=== Material for the task ===

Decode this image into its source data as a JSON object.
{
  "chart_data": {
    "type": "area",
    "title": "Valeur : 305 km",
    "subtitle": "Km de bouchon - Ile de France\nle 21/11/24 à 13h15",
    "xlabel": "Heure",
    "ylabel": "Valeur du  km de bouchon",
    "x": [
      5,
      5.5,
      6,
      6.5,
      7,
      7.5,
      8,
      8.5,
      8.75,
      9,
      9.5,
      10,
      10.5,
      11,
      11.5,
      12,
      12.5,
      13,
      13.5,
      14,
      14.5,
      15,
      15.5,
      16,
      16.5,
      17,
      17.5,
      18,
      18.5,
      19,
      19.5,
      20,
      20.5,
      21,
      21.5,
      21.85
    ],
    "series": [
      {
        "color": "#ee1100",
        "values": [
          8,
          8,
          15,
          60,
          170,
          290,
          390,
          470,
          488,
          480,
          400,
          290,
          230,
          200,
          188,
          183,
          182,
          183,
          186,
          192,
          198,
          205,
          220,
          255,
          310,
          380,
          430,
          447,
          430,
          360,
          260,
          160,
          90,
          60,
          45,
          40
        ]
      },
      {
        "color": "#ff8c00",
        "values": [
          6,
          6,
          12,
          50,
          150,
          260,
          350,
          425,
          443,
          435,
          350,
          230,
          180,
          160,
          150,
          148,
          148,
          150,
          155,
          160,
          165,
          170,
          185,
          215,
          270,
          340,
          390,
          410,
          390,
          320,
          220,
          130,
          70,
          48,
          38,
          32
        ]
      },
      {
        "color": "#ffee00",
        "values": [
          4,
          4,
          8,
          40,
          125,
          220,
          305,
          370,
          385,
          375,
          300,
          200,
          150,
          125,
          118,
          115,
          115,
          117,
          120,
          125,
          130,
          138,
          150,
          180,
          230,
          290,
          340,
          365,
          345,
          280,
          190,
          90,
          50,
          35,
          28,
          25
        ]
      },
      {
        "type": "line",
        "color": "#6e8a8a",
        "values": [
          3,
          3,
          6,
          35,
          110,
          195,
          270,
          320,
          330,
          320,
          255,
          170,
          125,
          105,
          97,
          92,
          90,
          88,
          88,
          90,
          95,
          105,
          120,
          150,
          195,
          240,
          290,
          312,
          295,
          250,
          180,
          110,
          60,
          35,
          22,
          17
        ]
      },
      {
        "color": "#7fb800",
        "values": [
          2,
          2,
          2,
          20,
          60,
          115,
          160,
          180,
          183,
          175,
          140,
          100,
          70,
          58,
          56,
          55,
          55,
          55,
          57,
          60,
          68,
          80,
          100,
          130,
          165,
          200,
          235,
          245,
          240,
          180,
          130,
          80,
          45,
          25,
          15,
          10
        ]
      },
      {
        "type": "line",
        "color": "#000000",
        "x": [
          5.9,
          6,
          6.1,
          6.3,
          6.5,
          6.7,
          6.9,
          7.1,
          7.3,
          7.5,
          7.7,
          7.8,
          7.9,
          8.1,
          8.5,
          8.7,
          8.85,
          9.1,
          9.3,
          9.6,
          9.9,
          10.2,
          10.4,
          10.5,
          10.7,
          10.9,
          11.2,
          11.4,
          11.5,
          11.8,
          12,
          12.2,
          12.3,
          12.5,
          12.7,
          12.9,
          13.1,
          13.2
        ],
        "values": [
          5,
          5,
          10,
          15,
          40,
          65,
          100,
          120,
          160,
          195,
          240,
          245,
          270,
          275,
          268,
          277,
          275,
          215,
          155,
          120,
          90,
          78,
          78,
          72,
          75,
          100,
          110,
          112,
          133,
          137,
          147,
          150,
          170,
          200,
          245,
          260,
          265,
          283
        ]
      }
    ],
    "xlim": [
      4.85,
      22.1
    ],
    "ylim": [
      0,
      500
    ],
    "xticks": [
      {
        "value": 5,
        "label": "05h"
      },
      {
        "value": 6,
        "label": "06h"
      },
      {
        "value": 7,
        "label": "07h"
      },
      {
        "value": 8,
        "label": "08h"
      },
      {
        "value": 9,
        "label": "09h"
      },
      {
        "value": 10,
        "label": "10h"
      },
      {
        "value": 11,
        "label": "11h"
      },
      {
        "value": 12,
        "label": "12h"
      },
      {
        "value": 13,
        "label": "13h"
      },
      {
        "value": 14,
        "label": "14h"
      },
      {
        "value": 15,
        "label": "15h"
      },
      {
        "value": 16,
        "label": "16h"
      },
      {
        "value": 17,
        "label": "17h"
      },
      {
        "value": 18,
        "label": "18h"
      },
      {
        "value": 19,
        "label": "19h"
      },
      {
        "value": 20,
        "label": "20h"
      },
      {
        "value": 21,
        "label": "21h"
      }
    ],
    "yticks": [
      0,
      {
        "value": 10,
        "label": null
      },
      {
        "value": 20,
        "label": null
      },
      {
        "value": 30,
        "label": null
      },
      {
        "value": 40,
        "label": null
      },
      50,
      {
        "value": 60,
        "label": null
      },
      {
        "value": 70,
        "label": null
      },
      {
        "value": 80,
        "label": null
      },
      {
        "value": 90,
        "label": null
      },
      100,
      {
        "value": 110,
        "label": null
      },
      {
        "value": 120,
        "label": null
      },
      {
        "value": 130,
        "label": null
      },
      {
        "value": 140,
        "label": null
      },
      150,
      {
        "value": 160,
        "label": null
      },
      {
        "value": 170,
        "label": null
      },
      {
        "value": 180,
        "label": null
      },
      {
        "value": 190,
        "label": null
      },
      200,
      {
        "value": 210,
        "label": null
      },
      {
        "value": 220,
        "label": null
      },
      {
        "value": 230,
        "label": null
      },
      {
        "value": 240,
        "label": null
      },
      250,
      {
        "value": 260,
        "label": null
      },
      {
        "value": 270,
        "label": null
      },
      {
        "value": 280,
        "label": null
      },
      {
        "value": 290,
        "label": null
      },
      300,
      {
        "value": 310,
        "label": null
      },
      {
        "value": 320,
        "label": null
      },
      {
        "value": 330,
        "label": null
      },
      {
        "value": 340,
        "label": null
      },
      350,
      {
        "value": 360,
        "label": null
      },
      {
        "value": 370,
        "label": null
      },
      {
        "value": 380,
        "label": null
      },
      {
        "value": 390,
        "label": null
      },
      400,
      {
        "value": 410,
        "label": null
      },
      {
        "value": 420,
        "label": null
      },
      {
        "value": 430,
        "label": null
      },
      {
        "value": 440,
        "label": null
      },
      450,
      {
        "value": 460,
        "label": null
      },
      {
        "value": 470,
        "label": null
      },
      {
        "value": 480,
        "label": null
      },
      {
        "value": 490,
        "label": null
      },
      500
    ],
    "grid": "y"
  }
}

===

### What needs to be done
Repeat the material word for word, in full.

### Response to this task
Decode this image into its source data as a JSON object.
{
  "chart_data": {
    "type": "area",
    "title": "Valeur : 305 km",
    "subtitle": "Km de bouchon - Ile de France\nle 21/11/24 à 13h15",
    "xlabel": "Heure",
    "ylabel": "Valeur du  km de bouchon",
    "x": [
      5,
      5.5,
      6,
      6.5,
      7,
      7.5,
      8,
      8.5,
      8.75,
      9,
      9.5,
      10,
      10.5,
      11,
      11.5,
      12,
      12.5,
      13,
      13.5,
      14,
      14.5,
      15,
      15.5,
      16,
      16.5,
      17,
      17.5,
      18,
      18.5,
      19,
      19.5,
      20,
      20.5,
      21,
      21.5,
      21.85
    ],
    "series": [
      {
        "color": "#ee1100",
        "values": [
          8,
          8,
          15,
          60,
          170,
          290,
          390,
          470,
          488,
          480,
          400,
          290,
          230,
          200,
          188,
          183,
          182,
          183,
          186,
          192,
          198,
          205,
          220,
          255,
          310,
          380,
          430,
          447,
          430,
          360,
          260,
          160,
          90,
          60,
          45,
          40
        ]
      },
      {
        "color": "#ff8c00",
        "values": [
          6,
          6,
          12,
          50,
          150,
          260,
          350,
          425,
          443,
          435,
          350,
          230,
          180,
          160,
          150,
          148,
          148,
          150,
          155,
          160,
          165,
          170,
          185,
          215,
          270,
          340,
          390,
          410,
          390,
          320,
          220,
          130,
          70,
          48,
          38,
          32
        ]
      },
      {
        "color": "#ffee00",
        "values": [
          4,
          4,
          8,
          40,
          125,
          220,
          305,
          370,
          385,
          375,
          300,
          200,
          150,
          125,
          118,
          115,
          115,
          117,
          120,
          125,
          130,
          138,
          150,
          180,
          230,
          290,
          340,
          365,
          345,
          280,
          190,
          90,
          50,
          35,
          28,
          25
        ]
      },
      {
        "type": "line",
        "color": "#6e8a8a",
        "values": [
          3,
          3,
          6,
          35,
          110,
          195,
          270,
          320,
          330,
          320,
          255,
          170,
          125,
          105,
          97,
          92,
          90,
          88,
          88,
          90,
          95,
          105,
          120,
          150,
          195,
          240,
          290,
          312,
          295,
          250,
          180,
          110,
          60,
          35,
          22,
          17
        ]
      },
      {
        "color": "#7fb800",
        "values": [
          2,
          2,
          2,
          20,
          60,
          115,
          160,
          180,
          183,
          175,
          140,
          100,
          70,
          58,
          56,
          55,
          55,
          55,
          57,
          60,
          68,
          80,
          100,
          130,
          165,
          200,
          235,
          245,
          240,
          180,
          130,
          80,
          45,
          25,
          15,
          10
        ]
      },
      {
        "type": "line",
        "color": "#000000",
        "x": [
          5.9,
          6,
          6.1,
          6.3,
          6.5,
          6.7,
          6.9,
          7.1,
          7.3,
          7.5,
          7.7,
          7.8,
          7.9,
          8.1,
          8.5,
          8.7,
          8.85,
          9.1,
          9.3,
          9.6,
          9.9,
          10.2,
          10.4,
          10.5,
          10.7,
          10.9,
          11.2,
          11.4,
          11.5,
          11.8,
          12,
          12.2,
          12.3,
          12.5,
          12.7,
          12.9,
          13.1,
          13.2
        ],
        "values": [
          5,
          5,
          10,
          15,
          40,
          65,
          100,
          120,
          160,
          195,
          240,
          245,
          270,
          275,
          268,
          277,
          275,
          215,
          155,
          120,
          90,
          78,
          78,
          72,
          75,
          100,
          110,
          112,
          133,
          137,
          147,
          150,
          170,
          200,
          245,
          260,
          265,
          283
        ]
      }
    ],
    "xlim": [
      4.85,
      22.1
    ],
    "ylim": [
      0,
      500
    ],
    "xticks": [
      {
        "value": 5,
        "label": "05h"
      },
      {
        "value": 6,
        "label": "06h"
      },
      {
        "value": 7,
        "label": "07h"
      },
      {
        "value": 8,
        "label": "08h"
      },
      {
        "value": 9,
        "label": "09h"
      },
      {
        "value": 10,
        "label": "10h"
      },
      {
        "value": 11,
        "label": "11h"
      },
      {
        "value": 12,
        "label": "12h"
      },
      {
        "value": 13,
        "label": "13h"
      },
      {
        "value": 14,
        "label": "14h"
      },
      {
        "value": 15,
        "label": "15h"
      },
      {
        "value": 16,
        "label": "16h"
      },
      {
        "value": 17,
        "label": "17h"
      },
      {
        "value": 18,
        "label": "18h"
      },
      {
        "value": 19,
        "label": "19h"
      },
      {
        "value": 20,
        "label": "20h"
      },
      {
        "value": 21,
        "label": "21h"
      }
    ],
    "yticks": [
      0,
      {
        "value": 10,
        "label": null
      },
      {
        "value": 20,
        "label": null
      },
      {
        "value": 30,
        "label": null
      },
      {
        "value": 40,
        "label": null
      },
      50,
      {
        "value": 60,
        "label": null
      },
      {
        "value": 70,
        "label": null
      },
      {
        "value": 80,
        "label": null
      },
      {
        "value": 90,
        "label": null
      },
      100,
      {
        "value": 110,
        "label": null
      },
      {
        "value": 120,
        "label": null
      },
      {
        "value": 130,
        "label": null
      },
      {
        "value": 140,
        "label": null
      },
      150,
      {
        "value": 160,
        "label": null
      },
      {
        "value": 170,
        "label": null
      },
      {
        "value": 180,
        "label": null
      },
      {
        "value": 190,
        "label": null
      },
      200,
      {
        "value": 210,
        "label": null
      },
      {
        "value": 220,
        "label": null
      },
      {
        "value": 230,
        "label": null
      },
      {
        "value": 240,
        "label": null
      },
      250,
      {
        "value": 260,
        "label": null
      },
      {
        "value": 270,
        "label": null
      },
      {
        "value": 280,
        "label": null
      },
      {
        "value": 290,
        "label": null
      },
      300,
      {
        "value": 310,
        "label": null
      },
      {
        "value": 320,
        "label": null
      },
      {
        "value": 330,
        "label": null
      },
      {
        "value": 340,
        "label": null
      },
      350,
      {
        "value": 360,
        "label": null
      },
      {
        "value": 370,
        "label": null
      },
      {
        "value": 380,
        "label": null
      },
      {
        "value": 390,
        "label": null
      },
      400,
      {
        "value": 410,
        "label": null
      },
      {
        "value": 420,
        "label": null
      },
      {
        "value": 430,
        "label": null
      },
      {
        "value": 440,
        "label": null
      },
      450,
      {
        "value": 460,
        "label": null
      },
      {
        "value": 470,
        "label": null
      },
      {
        "value": 480,
        "label": null
      },
      {
        "value": 490,
        "label": null
      },
      500
    ],
    "grid": "y"
  }
}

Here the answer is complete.